_Problema a resolver_
Reproduza sem alterações as linhas a seguir, começando pela que contém "194, 315, 226]" e terminando na última linha dos dados, ambas incluídas.

_Dados apresentados_
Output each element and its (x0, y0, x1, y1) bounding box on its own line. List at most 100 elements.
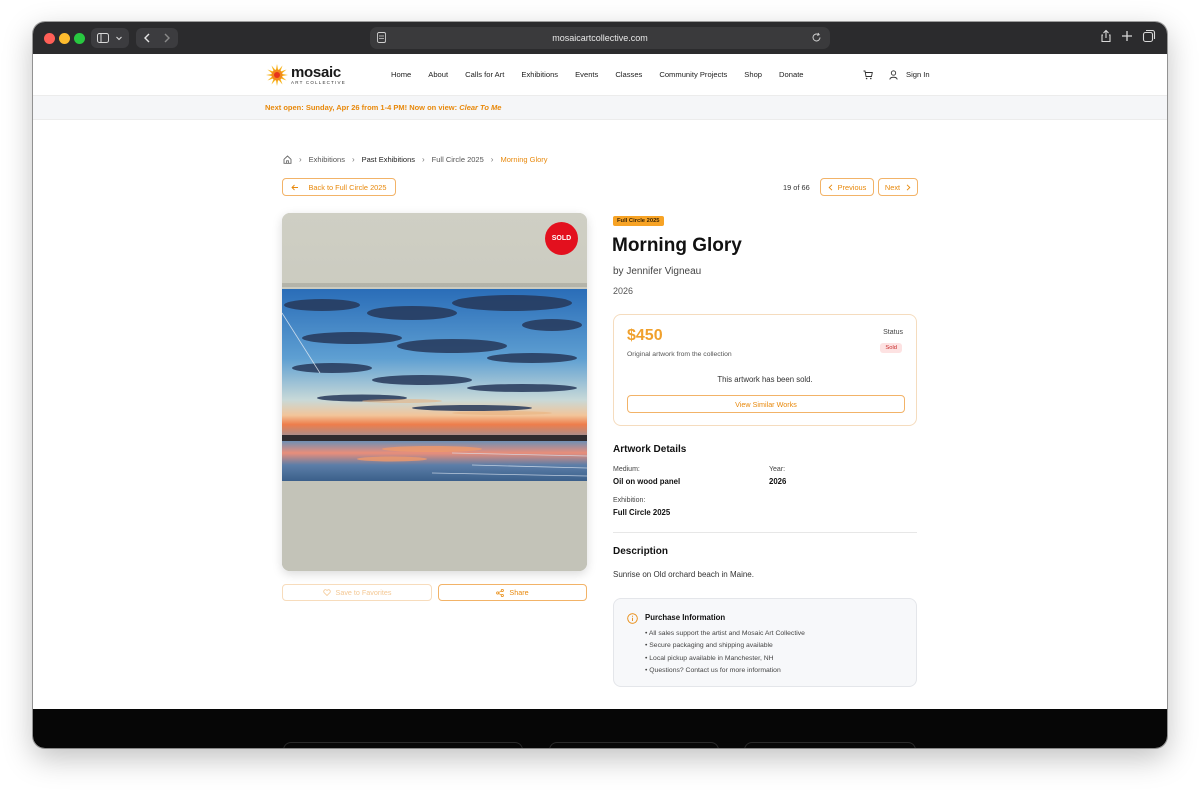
status-label: Status (883, 329, 903, 336)
banner-text: Next open: Sunday, Apr 26 from 1-4 PM! N… (265, 103, 460, 112)
tab-overview-icon[interactable] (1142, 29, 1156, 43)
nav-calls-for-art[interactable]: Calls for Art (465, 70, 504, 79)
list-item: • All sales support the artist and Mosai… (645, 630, 805, 637)
browser-window: mosaicartcollective.com mosaic ART COLLE… (33, 22, 1167, 748)
exhibition-value: Full Circle 2025 (613, 508, 671, 517)
exhibition-label: Exhibition: (613, 497, 646, 504)
breadcrumb-past-exhibitions[interactable]: Past Exhibitions (362, 155, 415, 164)
nav-shop[interactable]: Shop (744, 70, 762, 79)
home-icon[interactable] (283, 155, 292, 164)
footer-card (549, 742, 719, 748)
artwork-title: Morning Glory (612, 235, 742, 256)
artwork-details-heading: Artwork Details (613, 444, 687, 455)
chevron-right-icon: › (351, 155, 355, 164)
previous-label: Previous (837, 182, 867, 192)
view-similar-works-button[interactable]: View Similar Works (627, 395, 905, 413)
web-page: mosaic ART COLLECTIVE Home About Calls f… (33, 54, 1167, 748)
reload-icon[interactable] (811, 32, 822, 43)
nav-donate[interactable]: Donate (779, 70, 804, 79)
price-card: $450 Original artwork from the collectio… (613, 314, 917, 426)
artwork-position-counter: 19 of 66 (783, 183, 810, 192)
new-tab-icon[interactable] (1120, 29, 1134, 43)
status-badge: Sold (880, 343, 902, 353)
description-heading: Description (613, 546, 669, 557)
next-artwork-button[interactable]: Next (878, 178, 918, 196)
mosaic-burst-logo-icon (266, 64, 288, 86)
artwork-year: 2026 (613, 286, 634, 296)
chevron-down-icon (116, 36, 122, 41)
heart-icon (322, 589, 331, 596)
nav-events[interactable]: Events (575, 70, 598, 79)
description-text: Sunrise on Old orchard beach in Maine. (613, 570, 754, 579)
chevron-left-icon (828, 183, 832, 191)
list-item: • Secure packaging and shipping availabl… (645, 642, 773, 650)
page-settings-icon[interactable] (377, 32, 386, 43)
minimize-window-button[interactable] (59, 33, 70, 44)
close-window-button[interactable] (44, 33, 55, 44)
nav-community-projects[interactable]: Community Projects (659, 70, 727, 79)
nav-about[interactable]: About (428, 70, 448, 79)
zoom-window-button[interactable] (74, 33, 85, 44)
site-logo[interactable]: mosaic ART COLLECTIVE (265, 63, 346, 87)
artist-name: by Jennifer Vigneau (613, 266, 702, 277)
chevron-right-icon: › (422, 155, 425, 164)
save-to-favorites-label: Save to Favorites (335, 588, 392, 597)
chevron-right-icon: › (299, 155, 302, 164)
previous-artwork-button[interactable]: Previous (820, 178, 874, 196)
logo-tagline: ART COLLECTIVE (291, 79, 346, 85)
forward-arrow-icon[interactable] (163, 33, 171, 43)
share-nodes-icon (496, 588, 505, 597)
year-label: Year: (769, 466, 786, 473)
medium-label: Medium: (613, 466, 640, 473)
list-item: • Questions? Contact us for more informa… (645, 666, 781, 674)
nav-home[interactable]: Home (391, 70, 411, 79)
breadcrumb-current: Morning Glory (500, 155, 548, 164)
nav-classes[interactable]: Classes (615, 70, 642, 79)
section-divider (613, 532, 917, 533)
sold-badge: SOLD (545, 222, 578, 255)
chevron-right-icon: › (490, 155, 494, 164)
history-nav (136, 28, 178, 48)
exhibition-tag[interactable]: Full Circle 2025 (613, 216, 664, 226)
purchase-info-list: • All sales support the artist and Mosai… (645, 628, 805, 677)
back-arrow-icon[interactable] (143, 33, 151, 43)
banner-exhibition-link[interactable]: Clear To Me (459, 103, 501, 112)
artwork-price: $450 (627, 327, 663, 344)
cart-icon[interactable] (863, 70, 873, 80)
url-text: mosaicartcollective.com (552, 33, 648, 43)
share-artwork-button[interactable]: Share (438, 584, 587, 601)
chevron-right-icon (906, 183, 911, 191)
save-to-favorites-button[interactable]: Save to Favorites (282, 584, 432, 601)
logo-wordmark: mosaic (291, 63, 341, 81)
sunrise-painting-illustration (282, 213, 587, 571)
sidebar-icon (97, 33, 109, 43)
artwork-image[interactable] (282, 213, 587, 571)
sign-in-link[interactable]: Sign In (906, 70, 930, 79)
share-label: Share (509, 588, 529, 597)
share-icon[interactable] (1099, 29, 1113, 43)
browser-titlebar: mosaicartcollective.com (33, 22, 1167, 54)
site-footer (33, 709, 1167, 748)
breadcrumb-exhibitions[interactable]: Exhibitions (309, 155, 345, 164)
medium-value: Oil on wood panel (613, 477, 681, 486)
site-header: mosaic ART COLLECTIVE Home About Calls f… (33, 54, 1167, 96)
main-nav: Home About Calls for Art Exhibitions Eve… (391, 70, 821, 79)
info-icon (627, 613, 638, 624)
price-subtitle: Original artwork from the collection (627, 351, 732, 358)
breadcrumb-full-circle[interactable]: Full Circle 2025 (432, 155, 484, 164)
announcement-banner: Next open: Sunday, Apr 26 from 1-4 PM! N… (33, 96, 1167, 120)
purchase-info-title: Purchase Information (645, 613, 726, 622)
user-icon[interactable] (889, 70, 898, 80)
address-bar[interactable]: mosaicartcollective.com (370, 27, 830, 49)
sidebar-toggle-button[interactable] (91, 28, 129, 48)
nav-exhibitions[interactable]: Exhibitions (521, 70, 558, 79)
list-item: • Local pickup available in Manchester, … (645, 654, 774, 662)
back-to-exhibition-button[interactable]: Back to Full Circle 2025 (282, 178, 396, 196)
next-label: Next (884, 182, 901, 192)
arrow-left-icon (291, 184, 299, 190)
footer-card (744, 742, 916, 748)
sold-message: This artwork has been sold. (717, 375, 813, 384)
breadcrumb: › Exhibitions › Past Exhibitions › Full … (283, 155, 548, 164)
year-value: 2026 (769, 477, 787, 486)
purchase-info-card: Purchase Information • All sales support… (613, 598, 917, 687)
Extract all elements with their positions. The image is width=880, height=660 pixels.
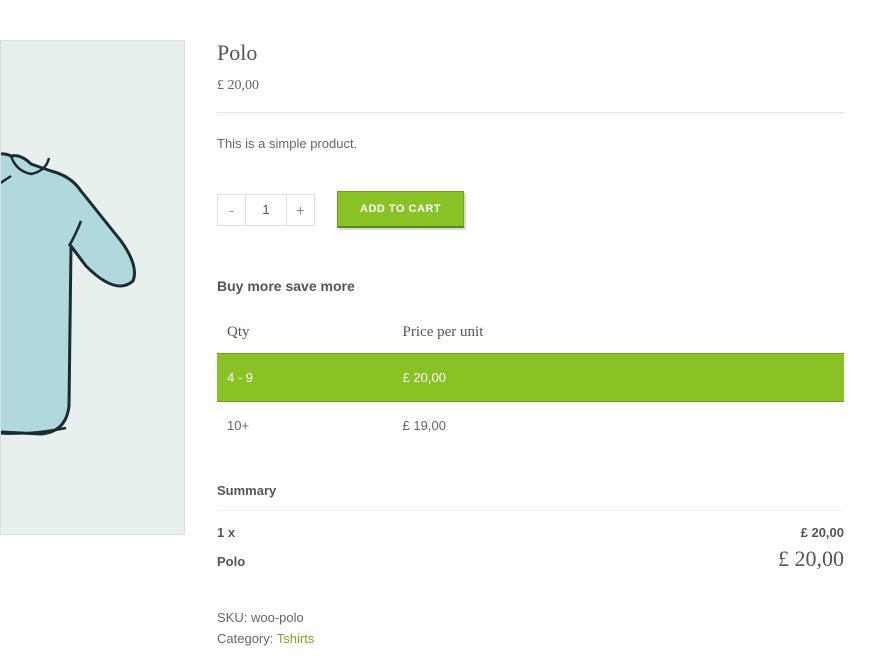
quantity-stepper: - +	[217, 194, 315, 226]
tier-pricing-table: Qty Price per unit 4 - 9 £ 20,00 10+ £ 1…	[217, 314, 844, 449]
qty-plus-button[interactable]: +	[286, 195, 314, 225]
summary-qty: 1 x	[217, 525, 235, 540]
tier-row[interactable]: 4 - 9 £ 20,00	[217, 354, 844, 402]
tier-price: £ 20,00	[393, 354, 844, 402]
tier-price: £ 19,00	[393, 402, 844, 450]
product-description: This is a simple product.	[217, 136, 844, 151]
summary-product-name: Polo	[217, 554, 245, 569]
divider	[217, 112, 844, 114]
tier-qty: 4 - 9	[217, 354, 393, 402]
product-title: Polo	[217, 40, 844, 66]
summary-line-price: £ 20,00	[801, 525, 844, 540]
tier-row[interactable]: 10+ £ 19,00	[217, 402, 844, 450]
tier-qty: 10+	[217, 402, 393, 450]
product-price: £ 20,00	[217, 78, 844, 94]
summary-total: £ 20,00	[778, 546, 844, 572]
add-to-cart-button[interactable]: ADD TO CART	[337, 191, 464, 228]
qty-minus-button[interactable]: -	[218, 195, 246, 225]
tier-col-qty: Qty	[217, 314, 393, 354]
tier-heading: Buy more save more	[217, 278, 844, 294]
product-meta: SKU: woo-polo Category: Tshirts	[217, 608, 844, 650]
tier-col-price: Price per unit	[393, 314, 844, 354]
category-label: Category:	[217, 631, 277, 646]
summary-heading: Summary	[217, 483, 844, 498]
quantity-input[interactable]	[246, 195, 286, 225]
summary-divider	[217, 510, 844, 511]
sku-label: SKU:	[217, 610, 251, 625]
category-link[interactable]: Tshirts	[277, 631, 315, 646]
sku-value: woo-polo	[251, 610, 304, 625]
product-image[interactable]	[0, 40, 185, 535]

_Resposta final_
quantity-stepper: - +	[217, 194, 315, 226]
tier-pricing-table: Qty Price per unit 4 - 9 £ 20,00 10+ £ 1…	[217, 314, 844, 449]
qty-plus-button[interactable]: +	[286, 195, 314, 225]
summary-qty: 1 x	[217, 525, 235, 540]
tier-row[interactable]: 4 - 9 £ 20,00	[217, 354, 844, 402]
tier-price: £ 20,00	[393, 354, 844, 402]
tier-price: £ 19,00	[393, 402, 844, 450]
product-description: This is a simple product.	[217, 136, 844, 151]
summary-product-name: Polo	[217, 554, 245, 569]
divider	[217, 112, 844, 114]
tier-qty: 4 - 9	[217, 354, 393, 402]
product-title: Polo	[217, 40, 844, 66]
summary-line-price: £ 20,00	[801, 525, 844, 540]
tier-row[interactable]: 10+ £ 19,00	[217, 402, 844, 450]
tier-qty: 10+	[217, 402, 393, 450]
product-price: £ 20,00	[217, 78, 844, 94]
summary-total: £ 20,00	[778, 546, 844, 572]
add-to-cart-button[interactable]: ADD TO CART	[337, 191, 464, 228]
qty-minus-button[interactable]: -	[218, 195, 246, 225]
tier-col-qty: Qty	[217, 314, 393, 354]
tier-heading: Buy more save more	[217, 278, 844, 294]
product-meta: SKU: woo-polo Category: Tshirts	[217, 608, 844, 650]
tier-col-price: Price per unit	[393, 314, 844, 354]
category-label: Category:	[217, 631, 277, 646]
summary-heading: Summary	[217, 483, 844, 498]
quantity-input[interactable]	[246, 195, 286, 225]
summary-divider	[217, 510, 844, 511]
sku-label: SKU:	[217, 610, 251, 625]
category-link[interactable]: Tshirts	[277, 631, 315, 646]
sku-value: woo-polo	[251, 610, 304, 625]
product-image[interactable]	[0, 40, 185, 535]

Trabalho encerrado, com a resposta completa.